(Source data)
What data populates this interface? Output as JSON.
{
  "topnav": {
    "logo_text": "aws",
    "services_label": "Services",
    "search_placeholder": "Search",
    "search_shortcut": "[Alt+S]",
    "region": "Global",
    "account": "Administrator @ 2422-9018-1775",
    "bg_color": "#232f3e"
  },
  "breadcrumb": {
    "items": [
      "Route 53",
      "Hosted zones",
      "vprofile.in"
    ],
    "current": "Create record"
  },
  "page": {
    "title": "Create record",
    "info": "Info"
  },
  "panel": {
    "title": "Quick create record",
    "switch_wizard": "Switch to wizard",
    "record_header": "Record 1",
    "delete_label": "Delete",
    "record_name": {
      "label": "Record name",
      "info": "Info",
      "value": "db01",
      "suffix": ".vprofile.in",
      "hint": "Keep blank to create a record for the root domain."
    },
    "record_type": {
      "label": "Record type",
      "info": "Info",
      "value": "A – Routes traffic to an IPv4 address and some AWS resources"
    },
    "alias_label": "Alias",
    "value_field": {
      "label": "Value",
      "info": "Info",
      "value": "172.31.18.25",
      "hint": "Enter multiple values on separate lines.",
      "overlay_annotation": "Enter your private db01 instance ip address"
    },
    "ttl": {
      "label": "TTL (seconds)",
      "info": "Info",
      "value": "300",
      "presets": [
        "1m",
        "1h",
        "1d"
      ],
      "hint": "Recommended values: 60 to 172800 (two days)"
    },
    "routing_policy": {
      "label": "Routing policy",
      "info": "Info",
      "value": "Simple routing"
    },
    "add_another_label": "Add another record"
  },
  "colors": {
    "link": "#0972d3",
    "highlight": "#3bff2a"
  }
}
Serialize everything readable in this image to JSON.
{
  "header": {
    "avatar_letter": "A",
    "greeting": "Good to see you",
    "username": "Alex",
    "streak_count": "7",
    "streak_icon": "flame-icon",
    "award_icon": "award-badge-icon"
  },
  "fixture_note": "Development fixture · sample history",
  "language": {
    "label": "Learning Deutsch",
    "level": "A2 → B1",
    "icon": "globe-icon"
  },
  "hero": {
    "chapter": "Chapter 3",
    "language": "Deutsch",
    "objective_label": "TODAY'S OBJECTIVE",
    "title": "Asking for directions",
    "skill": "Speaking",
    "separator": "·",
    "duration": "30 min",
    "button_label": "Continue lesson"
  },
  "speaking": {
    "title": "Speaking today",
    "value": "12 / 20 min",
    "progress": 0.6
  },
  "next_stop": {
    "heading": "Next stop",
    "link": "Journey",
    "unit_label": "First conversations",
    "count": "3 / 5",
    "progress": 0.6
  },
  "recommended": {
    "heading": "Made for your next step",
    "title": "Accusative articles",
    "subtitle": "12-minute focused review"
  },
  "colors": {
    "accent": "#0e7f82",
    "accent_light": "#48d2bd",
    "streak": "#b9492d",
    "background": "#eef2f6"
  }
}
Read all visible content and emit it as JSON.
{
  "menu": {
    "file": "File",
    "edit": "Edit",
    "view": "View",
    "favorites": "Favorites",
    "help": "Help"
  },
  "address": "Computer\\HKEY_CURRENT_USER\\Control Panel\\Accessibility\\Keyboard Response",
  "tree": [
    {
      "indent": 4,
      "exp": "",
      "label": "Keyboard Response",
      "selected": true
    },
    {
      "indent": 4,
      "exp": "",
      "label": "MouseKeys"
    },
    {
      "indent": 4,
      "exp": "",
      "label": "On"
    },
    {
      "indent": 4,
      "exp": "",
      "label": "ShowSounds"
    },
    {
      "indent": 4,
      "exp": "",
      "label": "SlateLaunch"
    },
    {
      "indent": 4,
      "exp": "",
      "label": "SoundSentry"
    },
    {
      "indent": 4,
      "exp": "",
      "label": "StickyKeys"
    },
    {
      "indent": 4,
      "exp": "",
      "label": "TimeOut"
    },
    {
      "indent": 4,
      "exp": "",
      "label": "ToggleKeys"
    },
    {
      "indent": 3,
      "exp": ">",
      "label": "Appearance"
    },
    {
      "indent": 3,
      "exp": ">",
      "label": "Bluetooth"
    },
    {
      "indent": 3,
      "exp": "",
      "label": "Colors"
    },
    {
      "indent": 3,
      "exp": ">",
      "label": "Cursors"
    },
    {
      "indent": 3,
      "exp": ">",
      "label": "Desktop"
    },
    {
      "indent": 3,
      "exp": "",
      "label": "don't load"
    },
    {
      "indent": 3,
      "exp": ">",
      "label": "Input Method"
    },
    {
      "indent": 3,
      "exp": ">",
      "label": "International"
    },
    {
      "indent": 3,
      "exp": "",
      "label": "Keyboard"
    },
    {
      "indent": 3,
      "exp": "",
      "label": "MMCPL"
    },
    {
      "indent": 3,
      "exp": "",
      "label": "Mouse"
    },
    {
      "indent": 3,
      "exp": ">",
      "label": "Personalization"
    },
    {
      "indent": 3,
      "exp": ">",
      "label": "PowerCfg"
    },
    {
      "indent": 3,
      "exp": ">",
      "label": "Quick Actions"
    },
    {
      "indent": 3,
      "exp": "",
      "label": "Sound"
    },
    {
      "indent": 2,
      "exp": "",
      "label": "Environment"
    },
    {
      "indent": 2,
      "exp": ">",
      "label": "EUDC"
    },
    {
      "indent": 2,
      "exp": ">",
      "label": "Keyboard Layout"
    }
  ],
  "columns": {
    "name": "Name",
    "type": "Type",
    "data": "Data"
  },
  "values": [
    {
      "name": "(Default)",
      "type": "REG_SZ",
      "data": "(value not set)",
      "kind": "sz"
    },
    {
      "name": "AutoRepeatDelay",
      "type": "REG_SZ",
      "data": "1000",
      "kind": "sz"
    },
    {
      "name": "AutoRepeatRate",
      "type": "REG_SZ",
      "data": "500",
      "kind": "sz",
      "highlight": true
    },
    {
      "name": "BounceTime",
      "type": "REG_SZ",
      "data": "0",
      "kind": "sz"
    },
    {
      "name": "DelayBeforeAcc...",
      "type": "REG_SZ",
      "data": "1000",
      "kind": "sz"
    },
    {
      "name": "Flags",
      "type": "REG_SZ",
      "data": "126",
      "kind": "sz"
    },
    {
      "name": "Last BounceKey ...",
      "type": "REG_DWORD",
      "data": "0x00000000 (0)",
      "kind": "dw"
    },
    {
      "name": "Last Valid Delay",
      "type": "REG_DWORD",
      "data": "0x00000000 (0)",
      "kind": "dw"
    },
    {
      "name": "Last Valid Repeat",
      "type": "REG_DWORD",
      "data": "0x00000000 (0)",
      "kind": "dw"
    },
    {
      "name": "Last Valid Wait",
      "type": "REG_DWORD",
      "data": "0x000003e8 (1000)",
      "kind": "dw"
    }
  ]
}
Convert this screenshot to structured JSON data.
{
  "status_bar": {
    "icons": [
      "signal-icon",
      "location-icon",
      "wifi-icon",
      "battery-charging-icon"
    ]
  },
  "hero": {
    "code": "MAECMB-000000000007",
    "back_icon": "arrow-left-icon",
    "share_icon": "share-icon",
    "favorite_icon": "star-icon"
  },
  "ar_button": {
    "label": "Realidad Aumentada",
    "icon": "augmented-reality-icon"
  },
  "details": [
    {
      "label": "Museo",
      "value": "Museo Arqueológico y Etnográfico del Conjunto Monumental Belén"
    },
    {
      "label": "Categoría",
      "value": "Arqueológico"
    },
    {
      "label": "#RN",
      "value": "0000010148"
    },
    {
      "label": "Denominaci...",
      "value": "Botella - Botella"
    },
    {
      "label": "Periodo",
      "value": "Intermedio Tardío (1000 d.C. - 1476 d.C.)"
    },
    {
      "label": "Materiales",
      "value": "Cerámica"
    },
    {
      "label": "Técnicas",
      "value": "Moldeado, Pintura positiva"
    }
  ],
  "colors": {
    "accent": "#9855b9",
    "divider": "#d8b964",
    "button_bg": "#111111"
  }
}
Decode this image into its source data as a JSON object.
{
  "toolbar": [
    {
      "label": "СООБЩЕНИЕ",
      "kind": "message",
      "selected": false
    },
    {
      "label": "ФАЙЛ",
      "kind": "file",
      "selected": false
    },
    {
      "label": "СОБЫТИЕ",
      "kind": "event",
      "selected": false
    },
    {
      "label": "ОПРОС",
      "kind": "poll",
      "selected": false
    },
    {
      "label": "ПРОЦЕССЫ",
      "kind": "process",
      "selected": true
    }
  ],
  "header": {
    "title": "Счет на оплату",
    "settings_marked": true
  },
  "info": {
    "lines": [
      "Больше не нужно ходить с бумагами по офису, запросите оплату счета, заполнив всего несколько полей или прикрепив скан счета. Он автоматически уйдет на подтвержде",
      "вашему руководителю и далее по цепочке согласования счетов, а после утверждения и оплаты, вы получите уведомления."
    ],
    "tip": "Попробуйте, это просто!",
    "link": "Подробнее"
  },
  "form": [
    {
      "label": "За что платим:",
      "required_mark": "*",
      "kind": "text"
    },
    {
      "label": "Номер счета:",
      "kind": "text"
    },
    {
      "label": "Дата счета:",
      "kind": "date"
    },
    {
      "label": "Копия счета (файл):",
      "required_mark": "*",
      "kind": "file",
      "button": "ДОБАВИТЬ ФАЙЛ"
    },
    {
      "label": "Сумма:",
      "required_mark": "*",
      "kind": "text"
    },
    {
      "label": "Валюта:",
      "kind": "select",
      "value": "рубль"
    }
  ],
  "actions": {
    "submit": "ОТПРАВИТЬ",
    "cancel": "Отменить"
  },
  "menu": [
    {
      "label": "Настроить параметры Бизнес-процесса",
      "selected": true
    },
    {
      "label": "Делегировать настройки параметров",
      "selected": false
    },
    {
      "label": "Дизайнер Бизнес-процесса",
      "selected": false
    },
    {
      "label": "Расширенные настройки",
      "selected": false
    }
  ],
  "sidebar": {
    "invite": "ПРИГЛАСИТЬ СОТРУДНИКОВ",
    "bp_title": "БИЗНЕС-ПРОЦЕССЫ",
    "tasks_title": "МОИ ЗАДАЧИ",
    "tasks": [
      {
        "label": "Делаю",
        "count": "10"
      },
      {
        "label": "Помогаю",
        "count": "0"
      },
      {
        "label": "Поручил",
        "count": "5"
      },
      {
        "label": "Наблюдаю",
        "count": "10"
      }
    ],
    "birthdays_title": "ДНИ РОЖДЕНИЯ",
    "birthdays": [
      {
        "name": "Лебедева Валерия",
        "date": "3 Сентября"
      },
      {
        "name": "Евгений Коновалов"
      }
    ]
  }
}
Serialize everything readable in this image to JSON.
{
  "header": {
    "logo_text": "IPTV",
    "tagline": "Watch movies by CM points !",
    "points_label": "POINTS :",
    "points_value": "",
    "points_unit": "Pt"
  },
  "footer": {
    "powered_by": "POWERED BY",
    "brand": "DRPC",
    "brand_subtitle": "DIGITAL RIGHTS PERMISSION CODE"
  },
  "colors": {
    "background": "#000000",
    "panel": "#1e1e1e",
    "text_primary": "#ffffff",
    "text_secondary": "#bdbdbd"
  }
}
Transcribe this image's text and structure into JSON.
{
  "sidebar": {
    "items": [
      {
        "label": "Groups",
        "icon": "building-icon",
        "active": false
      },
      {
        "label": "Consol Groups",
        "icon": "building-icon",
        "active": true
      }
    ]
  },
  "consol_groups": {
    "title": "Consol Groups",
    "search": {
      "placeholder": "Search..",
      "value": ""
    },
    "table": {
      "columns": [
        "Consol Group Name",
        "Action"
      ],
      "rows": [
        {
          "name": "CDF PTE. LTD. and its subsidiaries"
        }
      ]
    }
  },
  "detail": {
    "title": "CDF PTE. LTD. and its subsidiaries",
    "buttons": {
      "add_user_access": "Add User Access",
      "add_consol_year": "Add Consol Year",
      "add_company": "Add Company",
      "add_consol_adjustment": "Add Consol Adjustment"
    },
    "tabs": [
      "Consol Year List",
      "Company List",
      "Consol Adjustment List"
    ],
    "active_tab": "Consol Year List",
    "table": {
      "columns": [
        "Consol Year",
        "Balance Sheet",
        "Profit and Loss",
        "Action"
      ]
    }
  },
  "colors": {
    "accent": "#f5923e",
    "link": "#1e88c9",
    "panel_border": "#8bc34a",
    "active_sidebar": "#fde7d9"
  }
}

_Stated task_: Copy each line exactly, from the line containing "Transcribe this image's" down to the last line of the material, and no other lines.

_Complete answer_:
Transcribe this image's text and structure into JSON.
{
  "sidebar": {
    "items": [
      {
        "label": "Groups",
        "icon": "building-icon",
        "active": false
      },
      {
        "label": "Consol Groups",
        "icon": "building-icon",
        "active": true
      }
    ]
  },
  "consol_groups": {
    "title": "Consol Groups",
    "search": {
      "placeholder": "Search..",
      "value": ""
    },
    "table": {
      "columns": [
        "Consol Group Name",
        "Action"
      ],
      "rows": [
        {
          "name": "CDF PTE. LTD. and its subsidiaries"
        }
      ]
    }
  },
  "detail": {
    "title": "CDF PTE. LTD. and its subsidiaries",
    "buttons": {
      "add_user_access": "Add User Access",
      "add_consol_year": "Add Consol Year",
      "add_company": "Add Company",
      "add_consol_adjustment": "Add Consol Adjustment"
    },
    "tabs": [
      "Consol Year List",
      "Company List",
      "Consol Adjustment List"
    ],
    "active_tab": "Consol Year List",
    "table": {
      "columns": [
        "Consol Year",
        "Balance Sheet",
        "Profit and Loss",
        "Action"
      ]
    }
  },
  "colors": {
    "accent": "#f5923e",
    "link": "#1e88c9",
    "panel_border": "#8bc34a",
    "active_sidebar": "#fde7d9"
  }
}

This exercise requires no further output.